YOUR INSTRUCTIONS: The complete listing should be restated exactly.

— begin MATERIAL FOR THIS TASK —

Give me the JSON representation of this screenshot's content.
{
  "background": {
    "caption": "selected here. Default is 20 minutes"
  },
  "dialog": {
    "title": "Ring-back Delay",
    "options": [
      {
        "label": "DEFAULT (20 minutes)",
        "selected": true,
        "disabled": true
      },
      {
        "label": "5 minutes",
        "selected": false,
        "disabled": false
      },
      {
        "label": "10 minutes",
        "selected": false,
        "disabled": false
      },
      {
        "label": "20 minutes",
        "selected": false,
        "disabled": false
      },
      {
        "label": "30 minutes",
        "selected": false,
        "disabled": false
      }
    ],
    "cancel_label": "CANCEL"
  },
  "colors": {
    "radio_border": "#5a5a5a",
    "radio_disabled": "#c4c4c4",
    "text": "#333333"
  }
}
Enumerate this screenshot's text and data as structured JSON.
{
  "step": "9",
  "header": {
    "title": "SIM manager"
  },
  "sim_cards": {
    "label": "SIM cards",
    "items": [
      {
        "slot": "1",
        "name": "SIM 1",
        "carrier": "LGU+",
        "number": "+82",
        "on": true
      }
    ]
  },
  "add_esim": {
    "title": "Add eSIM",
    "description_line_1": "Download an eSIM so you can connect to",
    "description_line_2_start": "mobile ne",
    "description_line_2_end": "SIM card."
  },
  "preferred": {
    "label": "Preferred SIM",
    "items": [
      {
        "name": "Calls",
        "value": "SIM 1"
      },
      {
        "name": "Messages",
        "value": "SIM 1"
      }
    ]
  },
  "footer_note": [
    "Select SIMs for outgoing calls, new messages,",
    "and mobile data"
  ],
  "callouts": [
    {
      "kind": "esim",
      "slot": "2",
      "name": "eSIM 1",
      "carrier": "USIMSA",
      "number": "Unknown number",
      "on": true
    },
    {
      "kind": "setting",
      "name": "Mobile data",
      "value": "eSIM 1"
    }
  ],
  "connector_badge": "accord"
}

— end MATERIAL FOR THIS TASK —

ANSWER FOR THE TASK:
Give me the JSON representation of this screenshot's content.
{
  "background": {
    "caption": "selected here. Default is 20 minutes"
  },
  "dialog": {
    "title": "Ring-back Delay",
    "options": [
      {
        "label": "DEFAULT (20 minutes)",
        "selected": true,
        "disabled": true
      },
      {
        "label": "5 minutes",
        "selected": false,
        "disabled": false
      },
      {
        "label": "10 minutes",
        "selected": false,
        "disabled": false
      },
      {
        "label": "20 minutes",
        "selected": false,
        "disabled": false
      },
      {
        "label": "30 minutes",
        "selected": false,
        "disabled": false
      }
    ],
    "cancel_label": "CANCEL"
  },
  "colors": {
    "radio_border": "#5a5a5a",
    "radio_disabled": "#c4c4c4",
    "text": "#333333"
  }
}
Enumerate this screenshot's text and data as structured JSON.
{
  "step": "9",
  "header": {
    "title": "SIM manager"
  },
  "sim_cards": {
    "label": "SIM cards",
    "items": [
      {
        "slot": "1",
        "name": "SIM 1",
        "carrier": "LGU+",
        "number": "+82",
        "on": true
      }
    ]
  },
  "add_esim": {
    "title": "Add eSIM",
    "description_line_1": "Download an eSIM so you can connect to",
    "description_line_2_start": "mobile ne",
    "description_line_2_end": "SIM card."
  },
  "preferred": {
    "label": "Preferred SIM",
    "items": [
      {
        "name": "Calls",
        "value": "SIM 1"
      },
      {
        "name": "Messages",
        "value": "SIM 1"
      }
    ]
  },
  "footer_note": [
    "Select SIMs for outgoing calls, new messages,",
    "and mobile data"
  ],
  "callouts": [
    {
      "kind": "esim",
      "slot": "2",
      "name": "eSIM 1",
      "carrier": "USIMSA",
      "number": "Unknown number",
      "on": true
    },
    {
      "kind": "setting",
      "name": "Mobile data",
      "value": "eSIM 1"
    }
  ],
  "connector_badge": "accord"
}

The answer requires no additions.